#### Short problem
Among the entries below, count the lines where the string "Exercícios" occurs, and give only the number.

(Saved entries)
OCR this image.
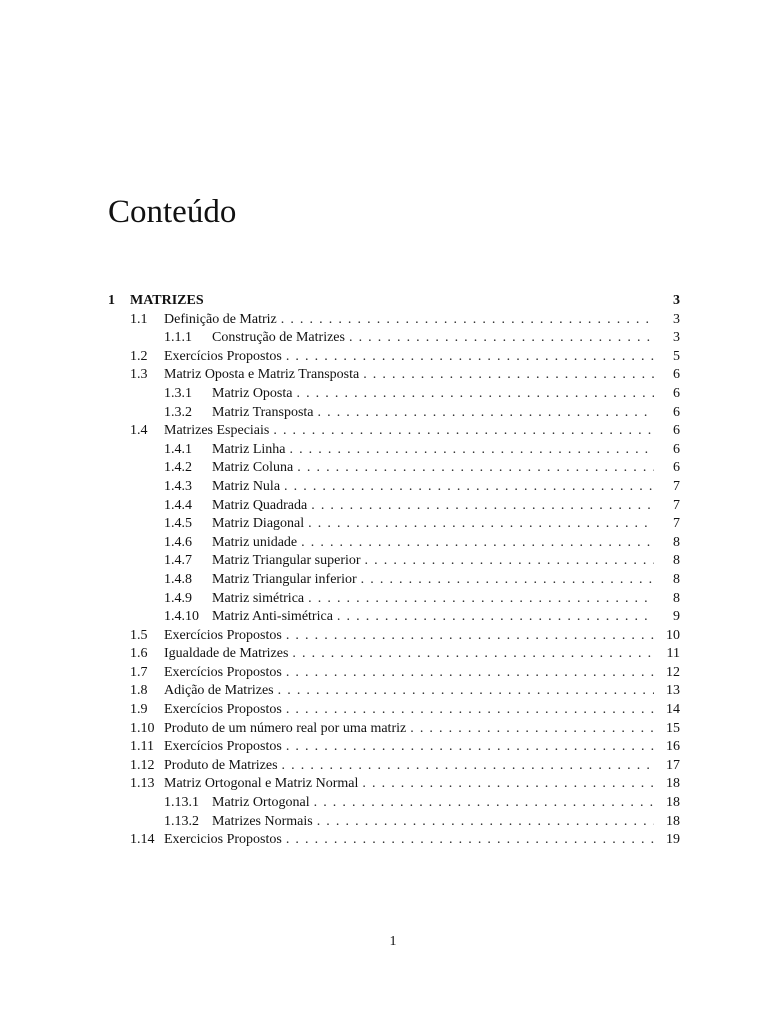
Conteúdo
1	MATRIZES	3
1.1	Definição de Matriz . . .	3
1.1.1	Construção de Matrizes . . .	3
1.2	Exercícios Propostos . . .	5
1.3	Matriz Oposta e Matriz Transposta . . .	6
1.3.1	Matriz Oposta . . .	6
1.3.2	Matriz Transposta . . .	6
1.4	Matrizes Especiais . . .	6
1.4.1	Matriz Linha . . .	6
1.4.2	Matriz Coluna . . .	6
1.4.3	Matriz Nula . . .	7
1.4.4	Matriz Quadrada . . .	7
1.4.5	Matriz Diagonal . . .	7
1.4.6	Matriz unidade . . .	8
1.4.7	Matriz Triangular superior . . .	8
1.4.8	Matriz Triangular inferior . . .	8
1.4.9	Matriz simétrica . . .	8
1.4.10 Matriz Anti-simétrica . . .	9
1.5	Exercícios Propostos . . .	10
1.6	Igualdade de Matrizes . . .	11
1.7	Exercícios Propostos . . .	12
1.8	Adição de Matrizes . . .	13
1.9	Exercícios Propostos . . .	14
1.10 Produto de um número real por uma matriz . . .	15
1.11 Exercícios Propostos . . .	16
1.12 Produto de Matrizes . . .	17
1.13 Matriz Ortogonal e Matriz Normal . . .	18
1.13.1 Matriz Ortogonal . . .	18
1.13.2 Matrizes Normais . . .	18
1.14 Exercicios Propostos . . .	19
1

#### Answer to this exercise
5